*What you should do*
Write out the full set of records exactly. Any pictures in them do not belong in the copy.

____ Provided records

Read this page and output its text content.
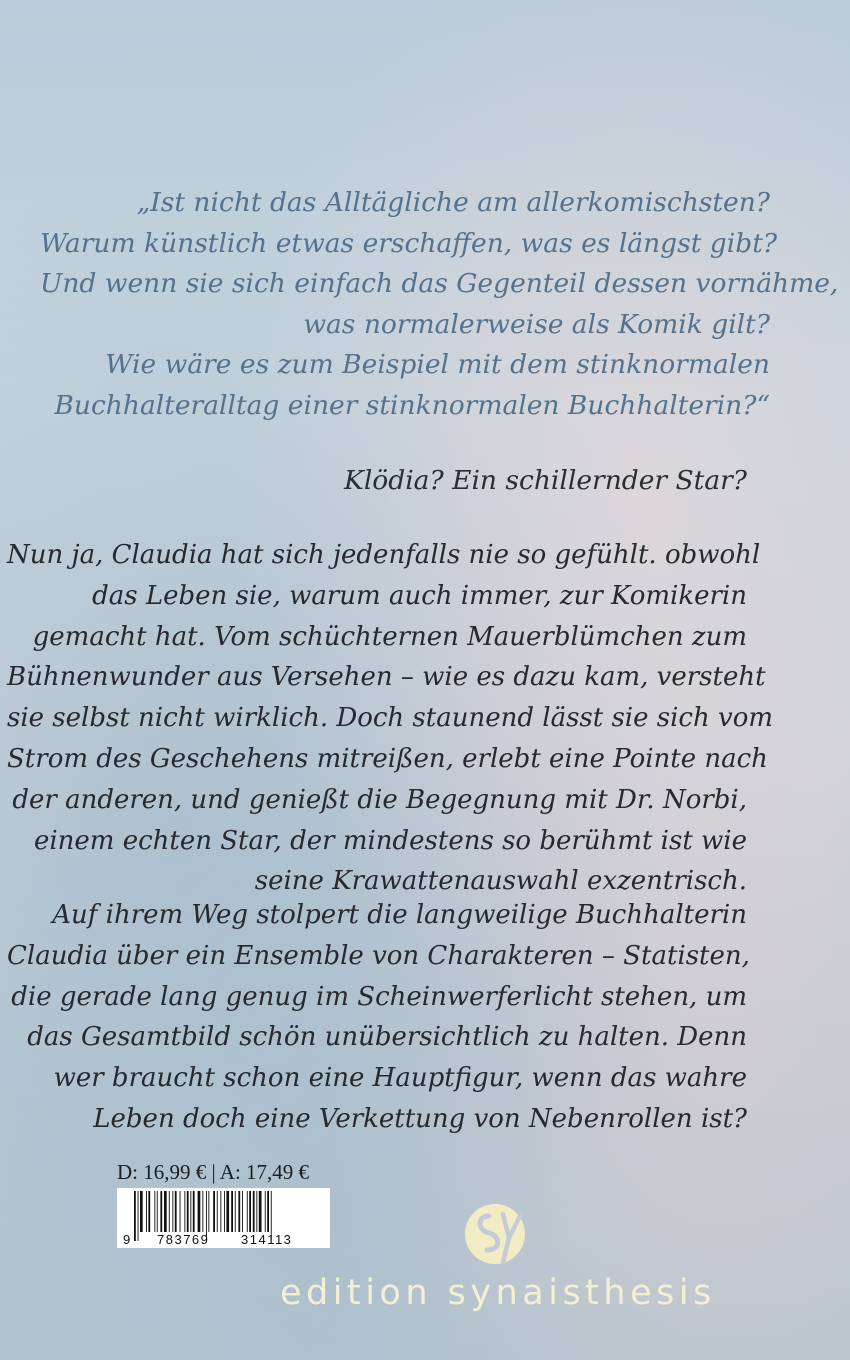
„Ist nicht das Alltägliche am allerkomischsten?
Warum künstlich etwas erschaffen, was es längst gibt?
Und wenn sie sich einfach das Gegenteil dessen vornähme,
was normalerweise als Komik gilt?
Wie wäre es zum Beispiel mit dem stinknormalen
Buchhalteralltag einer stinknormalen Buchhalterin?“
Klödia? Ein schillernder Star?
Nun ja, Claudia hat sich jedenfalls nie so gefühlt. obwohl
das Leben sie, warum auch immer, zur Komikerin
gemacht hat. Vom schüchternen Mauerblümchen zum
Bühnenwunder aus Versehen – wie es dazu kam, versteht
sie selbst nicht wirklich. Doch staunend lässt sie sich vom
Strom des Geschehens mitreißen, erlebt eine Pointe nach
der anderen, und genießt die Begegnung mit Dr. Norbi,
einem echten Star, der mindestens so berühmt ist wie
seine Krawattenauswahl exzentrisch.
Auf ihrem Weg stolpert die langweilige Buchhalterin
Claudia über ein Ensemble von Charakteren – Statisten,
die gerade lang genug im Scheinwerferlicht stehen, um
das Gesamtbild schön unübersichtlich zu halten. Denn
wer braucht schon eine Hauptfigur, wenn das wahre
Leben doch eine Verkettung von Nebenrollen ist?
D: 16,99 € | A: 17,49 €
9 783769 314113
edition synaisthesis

________

*Solved problem*
Read this page and output its text content.
„Ist nicht das Alltägliche am allerkomischsten?
Warum künstlich etwas erschaffen, was es längst gibt?
Und wenn sie sich einfach das Gegenteil dessen vornähme,
was normalerweise als Komik gilt?
Wie wäre es zum Beispiel mit dem stinknormalen
Buchhalteralltag einer stinknormalen Buchhalterin?“
Klödia? Ein schillernder Star?
Nun ja, Claudia hat sich jedenfalls nie so gefühlt. obwohl
das Leben sie, warum auch immer, zur Komikerin
gemacht hat. Vom schüchternen Mauerblümchen zum
Bühnenwunder aus Versehen – wie es dazu kam, versteht
sie selbst nicht wirklich. Doch staunend lässt sie sich vom
Strom des Geschehens mitreißen, erlebt eine Pointe nach
der anderen, und genießt die Begegnung mit Dr. Norbi,
einem echten Star, der mindestens so berühmt ist wie
seine Krawattenauswahl exzentrisch.
Auf ihrem Weg stolpert die langweilige Buchhalterin
Claudia über ein Ensemble von Charakteren – Statisten,
die gerade lang genug im Scheinwerferlicht stehen, um
das Gesamtbild schön unübersichtlich zu halten. Denn
wer braucht schon eine Hauptfigur, wenn das wahre
Leben doch eine Verkettung von Nebenrollen ist?
D: 16,99 € | A: 17,49 €
9 783769 314113
edition synaisthesis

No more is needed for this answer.